● **Aim**
Copy the records below exactly as they appear.

····················

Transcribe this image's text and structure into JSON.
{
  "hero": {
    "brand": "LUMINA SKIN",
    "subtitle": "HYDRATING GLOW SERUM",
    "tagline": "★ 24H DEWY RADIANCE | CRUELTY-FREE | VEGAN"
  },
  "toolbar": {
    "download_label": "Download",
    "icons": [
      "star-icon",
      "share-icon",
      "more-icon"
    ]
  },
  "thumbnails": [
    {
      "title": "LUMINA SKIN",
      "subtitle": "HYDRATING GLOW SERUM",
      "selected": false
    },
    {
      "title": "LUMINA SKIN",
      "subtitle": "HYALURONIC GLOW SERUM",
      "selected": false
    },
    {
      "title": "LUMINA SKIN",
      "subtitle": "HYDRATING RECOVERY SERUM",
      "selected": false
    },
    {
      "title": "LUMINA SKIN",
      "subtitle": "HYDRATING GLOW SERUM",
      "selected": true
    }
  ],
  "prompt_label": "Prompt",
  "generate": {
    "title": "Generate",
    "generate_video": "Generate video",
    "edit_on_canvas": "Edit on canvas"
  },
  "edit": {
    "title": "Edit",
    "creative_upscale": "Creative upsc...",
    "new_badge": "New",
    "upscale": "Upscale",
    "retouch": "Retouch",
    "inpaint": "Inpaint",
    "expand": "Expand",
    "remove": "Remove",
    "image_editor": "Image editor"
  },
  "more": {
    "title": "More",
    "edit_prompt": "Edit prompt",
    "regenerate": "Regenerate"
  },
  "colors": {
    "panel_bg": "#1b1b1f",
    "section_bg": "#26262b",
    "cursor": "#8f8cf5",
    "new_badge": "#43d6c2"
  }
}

····················

● **Final result**
Transcribe this image's text and structure into JSON.
{
  "hero": {
    "brand": "LUMINA SKIN",
    "subtitle": "HYDRATING GLOW SERUM",
    "tagline": "★ 24H DEWY RADIANCE | CRUELTY-FREE | VEGAN"
  },
  "toolbar": {
    "download_label": "Download",
    "icons": [
      "star-icon",
      "share-icon",
      "more-icon"
    ]
  },
  "thumbnails": [
    {
      "title": "LUMINA SKIN",
      "subtitle": "HYDRATING GLOW SERUM",
      "selected": false
    },
    {
      "title": "LUMINA SKIN",
      "subtitle": "HYALURONIC GLOW SERUM",
      "selected": false
    },
    {
      "title": "LUMINA SKIN",
      "subtitle": "HYDRATING RECOVERY SERUM",
      "selected": false
    },
    {
      "title": "LUMINA SKIN",
      "subtitle": "HYDRATING GLOW SERUM",
      "selected": true
    }
  ],
  "prompt_label": "Prompt",
  "generate": {
    "title": "Generate",
    "generate_video": "Generate video",
    "edit_on_canvas": "Edit on canvas"
  },
  "edit": {
    "title": "Edit",
    "creative_upscale": "Creative upsc...",
    "new_badge": "New",
    "upscale": "Upscale",
    "retouch": "Retouch",
    "inpaint": "Inpaint",
    "expand": "Expand",
    "remove": "Remove",
    "image_editor": "Image editor"
  },
  "more": {
    "title": "More",
    "edit_prompt": "Edit prompt",
    "regenerate": "Regenerate"
  },
  "colors": {
    "panel_bg": "#1b1b1f",
    "section_bg": "#26262b",
    "cursor": "#8f8cf5",
    "new_badge": "#43d6c2"
  }
}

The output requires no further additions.